§ **Task**: Identify the lines that contain the word "helloworld" and copy each one.

§ **Records supplied**:
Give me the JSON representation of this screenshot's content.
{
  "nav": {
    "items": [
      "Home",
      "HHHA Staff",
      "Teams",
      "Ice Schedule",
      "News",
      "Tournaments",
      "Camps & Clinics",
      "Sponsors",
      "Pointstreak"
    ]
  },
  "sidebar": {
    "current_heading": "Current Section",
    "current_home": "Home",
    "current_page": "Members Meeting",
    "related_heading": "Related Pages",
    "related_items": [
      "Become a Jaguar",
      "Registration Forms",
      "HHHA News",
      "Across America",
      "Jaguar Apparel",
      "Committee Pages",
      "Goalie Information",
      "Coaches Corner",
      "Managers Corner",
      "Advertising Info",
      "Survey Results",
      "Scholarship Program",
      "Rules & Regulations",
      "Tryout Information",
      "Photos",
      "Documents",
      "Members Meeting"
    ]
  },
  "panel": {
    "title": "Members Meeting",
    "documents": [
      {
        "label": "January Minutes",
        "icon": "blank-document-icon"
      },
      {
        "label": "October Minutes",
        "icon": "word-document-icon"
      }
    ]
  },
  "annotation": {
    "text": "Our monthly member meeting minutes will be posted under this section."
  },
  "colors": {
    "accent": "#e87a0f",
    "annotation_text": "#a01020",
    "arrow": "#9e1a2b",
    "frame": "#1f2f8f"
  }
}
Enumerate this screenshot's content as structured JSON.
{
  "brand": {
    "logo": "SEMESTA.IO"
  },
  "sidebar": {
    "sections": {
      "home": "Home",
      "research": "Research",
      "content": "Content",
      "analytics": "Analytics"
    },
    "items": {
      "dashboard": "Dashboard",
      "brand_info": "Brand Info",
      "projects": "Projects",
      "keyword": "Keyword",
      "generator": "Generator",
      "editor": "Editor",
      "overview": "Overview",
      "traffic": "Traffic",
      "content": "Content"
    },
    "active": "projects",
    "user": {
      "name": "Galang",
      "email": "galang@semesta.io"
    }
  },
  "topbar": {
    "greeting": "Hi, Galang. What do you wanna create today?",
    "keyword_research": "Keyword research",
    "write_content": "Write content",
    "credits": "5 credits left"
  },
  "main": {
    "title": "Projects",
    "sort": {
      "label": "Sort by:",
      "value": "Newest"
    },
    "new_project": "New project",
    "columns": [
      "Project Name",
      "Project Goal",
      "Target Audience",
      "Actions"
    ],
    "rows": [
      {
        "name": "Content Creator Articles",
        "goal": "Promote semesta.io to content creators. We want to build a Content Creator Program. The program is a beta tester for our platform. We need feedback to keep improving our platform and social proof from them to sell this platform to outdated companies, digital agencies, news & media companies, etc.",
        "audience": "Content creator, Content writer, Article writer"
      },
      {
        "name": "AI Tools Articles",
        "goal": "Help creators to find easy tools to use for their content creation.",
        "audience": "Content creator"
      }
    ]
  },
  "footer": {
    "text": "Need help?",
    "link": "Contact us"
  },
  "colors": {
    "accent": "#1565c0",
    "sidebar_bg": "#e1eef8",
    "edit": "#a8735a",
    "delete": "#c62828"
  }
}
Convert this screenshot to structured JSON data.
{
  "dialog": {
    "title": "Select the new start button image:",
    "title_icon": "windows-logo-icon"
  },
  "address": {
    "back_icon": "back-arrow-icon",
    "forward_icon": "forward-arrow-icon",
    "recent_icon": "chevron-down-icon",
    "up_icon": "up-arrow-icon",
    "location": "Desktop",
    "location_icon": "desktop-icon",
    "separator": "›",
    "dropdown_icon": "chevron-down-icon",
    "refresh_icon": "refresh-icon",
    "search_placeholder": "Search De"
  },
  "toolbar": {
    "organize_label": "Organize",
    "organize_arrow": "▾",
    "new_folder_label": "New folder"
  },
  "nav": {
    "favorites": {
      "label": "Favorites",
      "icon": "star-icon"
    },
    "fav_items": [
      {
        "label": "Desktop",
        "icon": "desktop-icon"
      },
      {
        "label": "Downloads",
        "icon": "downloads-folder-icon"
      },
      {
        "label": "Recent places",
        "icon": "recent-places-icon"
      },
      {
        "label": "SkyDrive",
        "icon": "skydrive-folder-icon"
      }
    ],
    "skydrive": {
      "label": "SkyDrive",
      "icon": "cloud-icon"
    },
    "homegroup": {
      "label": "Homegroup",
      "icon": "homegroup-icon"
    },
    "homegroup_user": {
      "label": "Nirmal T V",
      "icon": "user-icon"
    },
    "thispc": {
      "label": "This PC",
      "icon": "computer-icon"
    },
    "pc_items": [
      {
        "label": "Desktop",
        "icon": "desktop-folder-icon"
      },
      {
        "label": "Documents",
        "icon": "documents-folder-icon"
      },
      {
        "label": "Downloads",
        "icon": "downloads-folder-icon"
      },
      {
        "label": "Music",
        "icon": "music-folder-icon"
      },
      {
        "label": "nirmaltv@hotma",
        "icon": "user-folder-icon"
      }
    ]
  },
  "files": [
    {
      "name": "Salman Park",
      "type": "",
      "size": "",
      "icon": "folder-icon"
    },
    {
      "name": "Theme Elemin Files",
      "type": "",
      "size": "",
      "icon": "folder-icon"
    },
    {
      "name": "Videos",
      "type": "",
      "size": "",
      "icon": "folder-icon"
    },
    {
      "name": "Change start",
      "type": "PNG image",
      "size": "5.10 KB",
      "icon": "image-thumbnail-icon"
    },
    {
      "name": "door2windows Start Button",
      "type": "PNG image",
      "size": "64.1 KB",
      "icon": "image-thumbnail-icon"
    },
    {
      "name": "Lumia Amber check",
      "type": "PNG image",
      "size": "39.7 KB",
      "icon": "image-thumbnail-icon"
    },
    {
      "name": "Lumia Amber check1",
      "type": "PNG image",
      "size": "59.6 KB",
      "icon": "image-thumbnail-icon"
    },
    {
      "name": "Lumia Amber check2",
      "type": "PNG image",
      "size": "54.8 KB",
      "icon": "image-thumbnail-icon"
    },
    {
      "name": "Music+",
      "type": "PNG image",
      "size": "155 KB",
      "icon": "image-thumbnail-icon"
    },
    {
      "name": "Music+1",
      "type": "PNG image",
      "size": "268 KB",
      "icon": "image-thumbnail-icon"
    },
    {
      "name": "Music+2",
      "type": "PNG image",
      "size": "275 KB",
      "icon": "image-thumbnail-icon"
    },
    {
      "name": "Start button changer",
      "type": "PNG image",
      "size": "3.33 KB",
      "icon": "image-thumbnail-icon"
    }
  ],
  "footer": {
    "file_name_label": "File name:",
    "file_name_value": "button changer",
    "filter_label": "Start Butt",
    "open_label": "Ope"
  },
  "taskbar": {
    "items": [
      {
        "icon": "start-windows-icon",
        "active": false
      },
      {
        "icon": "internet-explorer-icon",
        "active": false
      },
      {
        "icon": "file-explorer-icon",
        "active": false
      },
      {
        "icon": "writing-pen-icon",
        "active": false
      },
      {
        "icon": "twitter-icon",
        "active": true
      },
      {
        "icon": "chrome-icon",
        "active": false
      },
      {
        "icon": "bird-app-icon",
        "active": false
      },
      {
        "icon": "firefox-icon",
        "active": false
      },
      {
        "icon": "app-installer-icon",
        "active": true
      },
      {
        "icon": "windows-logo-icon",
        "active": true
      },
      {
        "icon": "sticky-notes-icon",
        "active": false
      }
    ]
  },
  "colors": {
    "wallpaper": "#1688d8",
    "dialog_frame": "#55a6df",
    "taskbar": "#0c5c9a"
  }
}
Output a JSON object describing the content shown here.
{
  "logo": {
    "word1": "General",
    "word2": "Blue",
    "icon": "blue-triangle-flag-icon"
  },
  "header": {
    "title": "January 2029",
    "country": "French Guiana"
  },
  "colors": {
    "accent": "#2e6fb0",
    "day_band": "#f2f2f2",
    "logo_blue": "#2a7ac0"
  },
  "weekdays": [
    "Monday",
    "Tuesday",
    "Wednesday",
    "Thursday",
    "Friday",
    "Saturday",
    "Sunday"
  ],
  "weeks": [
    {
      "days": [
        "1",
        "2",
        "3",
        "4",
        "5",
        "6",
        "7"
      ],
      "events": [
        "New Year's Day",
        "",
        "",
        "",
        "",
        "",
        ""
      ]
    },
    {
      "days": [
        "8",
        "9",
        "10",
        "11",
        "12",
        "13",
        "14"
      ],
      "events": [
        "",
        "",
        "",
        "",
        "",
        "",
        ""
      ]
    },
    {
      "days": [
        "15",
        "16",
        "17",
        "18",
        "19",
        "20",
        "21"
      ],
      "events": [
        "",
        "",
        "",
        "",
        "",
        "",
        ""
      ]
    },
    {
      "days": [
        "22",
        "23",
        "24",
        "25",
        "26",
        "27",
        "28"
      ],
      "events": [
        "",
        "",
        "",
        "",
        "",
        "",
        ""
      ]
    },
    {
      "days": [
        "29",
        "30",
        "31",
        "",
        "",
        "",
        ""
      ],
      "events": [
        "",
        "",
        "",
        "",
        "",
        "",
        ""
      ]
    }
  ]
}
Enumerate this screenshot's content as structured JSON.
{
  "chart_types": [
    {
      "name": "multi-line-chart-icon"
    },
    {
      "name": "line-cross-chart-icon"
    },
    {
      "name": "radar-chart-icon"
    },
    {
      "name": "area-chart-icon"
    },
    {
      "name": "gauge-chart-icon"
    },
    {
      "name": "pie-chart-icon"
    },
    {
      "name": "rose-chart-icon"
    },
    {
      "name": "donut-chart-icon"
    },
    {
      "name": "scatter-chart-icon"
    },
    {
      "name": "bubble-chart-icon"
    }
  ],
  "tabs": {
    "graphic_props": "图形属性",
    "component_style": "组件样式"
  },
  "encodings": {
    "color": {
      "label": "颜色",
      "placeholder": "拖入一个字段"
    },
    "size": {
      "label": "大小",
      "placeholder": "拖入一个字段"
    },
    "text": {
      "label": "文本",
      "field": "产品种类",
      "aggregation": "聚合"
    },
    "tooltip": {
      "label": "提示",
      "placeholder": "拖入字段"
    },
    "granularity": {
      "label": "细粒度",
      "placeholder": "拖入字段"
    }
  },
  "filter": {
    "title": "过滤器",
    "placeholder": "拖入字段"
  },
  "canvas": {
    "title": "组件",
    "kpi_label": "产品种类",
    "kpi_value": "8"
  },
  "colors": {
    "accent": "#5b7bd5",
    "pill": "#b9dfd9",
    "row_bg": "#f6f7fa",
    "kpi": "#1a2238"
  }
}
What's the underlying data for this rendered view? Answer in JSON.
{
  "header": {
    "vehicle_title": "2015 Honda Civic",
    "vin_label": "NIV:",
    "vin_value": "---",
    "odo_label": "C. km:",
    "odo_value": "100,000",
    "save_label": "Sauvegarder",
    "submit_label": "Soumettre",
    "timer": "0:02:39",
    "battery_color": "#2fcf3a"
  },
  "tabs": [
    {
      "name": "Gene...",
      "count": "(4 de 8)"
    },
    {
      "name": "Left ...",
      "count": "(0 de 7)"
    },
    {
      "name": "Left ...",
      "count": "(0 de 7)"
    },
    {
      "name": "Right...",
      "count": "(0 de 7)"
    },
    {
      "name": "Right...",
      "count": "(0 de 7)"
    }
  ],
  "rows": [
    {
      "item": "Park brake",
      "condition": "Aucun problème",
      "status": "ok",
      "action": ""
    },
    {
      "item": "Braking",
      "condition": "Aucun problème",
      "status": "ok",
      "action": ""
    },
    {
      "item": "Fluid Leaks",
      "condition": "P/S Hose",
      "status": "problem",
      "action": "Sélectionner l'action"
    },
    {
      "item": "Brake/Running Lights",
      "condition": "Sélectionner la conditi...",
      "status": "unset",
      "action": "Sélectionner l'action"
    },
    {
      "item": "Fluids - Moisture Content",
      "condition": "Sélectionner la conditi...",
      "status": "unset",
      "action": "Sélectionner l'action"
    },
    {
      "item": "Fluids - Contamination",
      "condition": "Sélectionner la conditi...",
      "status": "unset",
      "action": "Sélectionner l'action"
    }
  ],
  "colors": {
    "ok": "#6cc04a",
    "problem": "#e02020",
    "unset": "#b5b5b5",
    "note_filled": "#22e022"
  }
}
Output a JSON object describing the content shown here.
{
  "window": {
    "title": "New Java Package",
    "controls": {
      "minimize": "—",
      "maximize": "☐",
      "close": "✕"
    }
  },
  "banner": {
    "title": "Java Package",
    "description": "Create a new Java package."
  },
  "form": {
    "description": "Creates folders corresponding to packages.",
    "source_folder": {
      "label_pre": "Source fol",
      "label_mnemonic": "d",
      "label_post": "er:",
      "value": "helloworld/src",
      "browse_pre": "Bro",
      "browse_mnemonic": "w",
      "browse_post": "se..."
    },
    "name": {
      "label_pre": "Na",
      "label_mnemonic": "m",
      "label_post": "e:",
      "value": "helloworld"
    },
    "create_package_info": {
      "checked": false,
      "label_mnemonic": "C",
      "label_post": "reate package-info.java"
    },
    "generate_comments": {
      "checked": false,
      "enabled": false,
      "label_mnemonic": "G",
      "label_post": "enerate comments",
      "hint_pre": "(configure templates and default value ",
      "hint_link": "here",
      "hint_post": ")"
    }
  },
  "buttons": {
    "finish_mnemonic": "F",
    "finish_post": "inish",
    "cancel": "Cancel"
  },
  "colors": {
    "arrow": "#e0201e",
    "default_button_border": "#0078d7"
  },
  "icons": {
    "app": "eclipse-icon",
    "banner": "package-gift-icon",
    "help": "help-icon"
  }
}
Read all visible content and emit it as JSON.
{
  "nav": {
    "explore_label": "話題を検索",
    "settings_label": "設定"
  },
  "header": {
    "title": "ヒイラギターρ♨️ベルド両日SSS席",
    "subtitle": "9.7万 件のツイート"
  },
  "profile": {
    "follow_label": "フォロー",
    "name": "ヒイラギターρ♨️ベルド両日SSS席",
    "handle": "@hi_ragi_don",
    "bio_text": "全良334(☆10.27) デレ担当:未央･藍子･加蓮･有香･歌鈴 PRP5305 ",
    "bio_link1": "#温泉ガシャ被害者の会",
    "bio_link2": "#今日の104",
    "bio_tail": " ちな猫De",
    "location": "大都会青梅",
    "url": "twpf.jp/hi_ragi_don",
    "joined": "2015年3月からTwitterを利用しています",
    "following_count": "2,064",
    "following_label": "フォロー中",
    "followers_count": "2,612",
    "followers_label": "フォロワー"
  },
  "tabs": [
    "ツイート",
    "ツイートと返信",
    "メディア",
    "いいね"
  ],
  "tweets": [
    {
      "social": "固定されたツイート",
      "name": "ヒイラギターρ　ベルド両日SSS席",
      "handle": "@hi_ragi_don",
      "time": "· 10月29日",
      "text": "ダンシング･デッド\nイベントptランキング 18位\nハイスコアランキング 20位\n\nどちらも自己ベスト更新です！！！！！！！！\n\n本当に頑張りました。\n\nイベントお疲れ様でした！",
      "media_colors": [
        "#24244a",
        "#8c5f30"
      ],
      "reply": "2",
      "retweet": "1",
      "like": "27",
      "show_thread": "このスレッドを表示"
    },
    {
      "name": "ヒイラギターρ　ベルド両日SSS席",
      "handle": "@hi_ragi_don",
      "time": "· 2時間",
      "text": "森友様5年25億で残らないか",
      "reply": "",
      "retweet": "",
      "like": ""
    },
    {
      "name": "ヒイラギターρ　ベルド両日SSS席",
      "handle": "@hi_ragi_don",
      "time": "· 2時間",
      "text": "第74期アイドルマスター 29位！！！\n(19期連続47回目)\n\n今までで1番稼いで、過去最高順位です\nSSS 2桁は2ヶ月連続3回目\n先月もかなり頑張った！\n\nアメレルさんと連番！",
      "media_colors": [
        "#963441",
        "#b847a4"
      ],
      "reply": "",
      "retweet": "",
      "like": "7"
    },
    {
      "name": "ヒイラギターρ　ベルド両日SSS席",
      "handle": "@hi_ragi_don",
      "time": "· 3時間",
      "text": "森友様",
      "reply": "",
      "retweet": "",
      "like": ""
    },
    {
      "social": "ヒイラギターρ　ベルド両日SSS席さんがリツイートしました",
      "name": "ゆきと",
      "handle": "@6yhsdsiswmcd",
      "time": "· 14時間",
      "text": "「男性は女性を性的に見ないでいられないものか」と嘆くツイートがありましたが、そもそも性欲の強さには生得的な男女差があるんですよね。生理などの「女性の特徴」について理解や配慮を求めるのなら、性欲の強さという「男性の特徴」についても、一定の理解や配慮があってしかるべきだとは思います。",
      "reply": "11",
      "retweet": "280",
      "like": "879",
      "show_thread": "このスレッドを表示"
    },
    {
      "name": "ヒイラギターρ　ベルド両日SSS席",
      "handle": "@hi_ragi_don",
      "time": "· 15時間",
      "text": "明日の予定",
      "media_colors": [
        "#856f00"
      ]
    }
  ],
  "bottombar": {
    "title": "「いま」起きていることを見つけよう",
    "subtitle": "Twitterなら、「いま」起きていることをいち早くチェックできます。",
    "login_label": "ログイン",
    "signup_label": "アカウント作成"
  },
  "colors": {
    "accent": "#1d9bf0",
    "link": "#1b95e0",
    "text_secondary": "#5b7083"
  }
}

§ **The completed task**:
      "value": "helloworld/src",
      "value": "helloworld"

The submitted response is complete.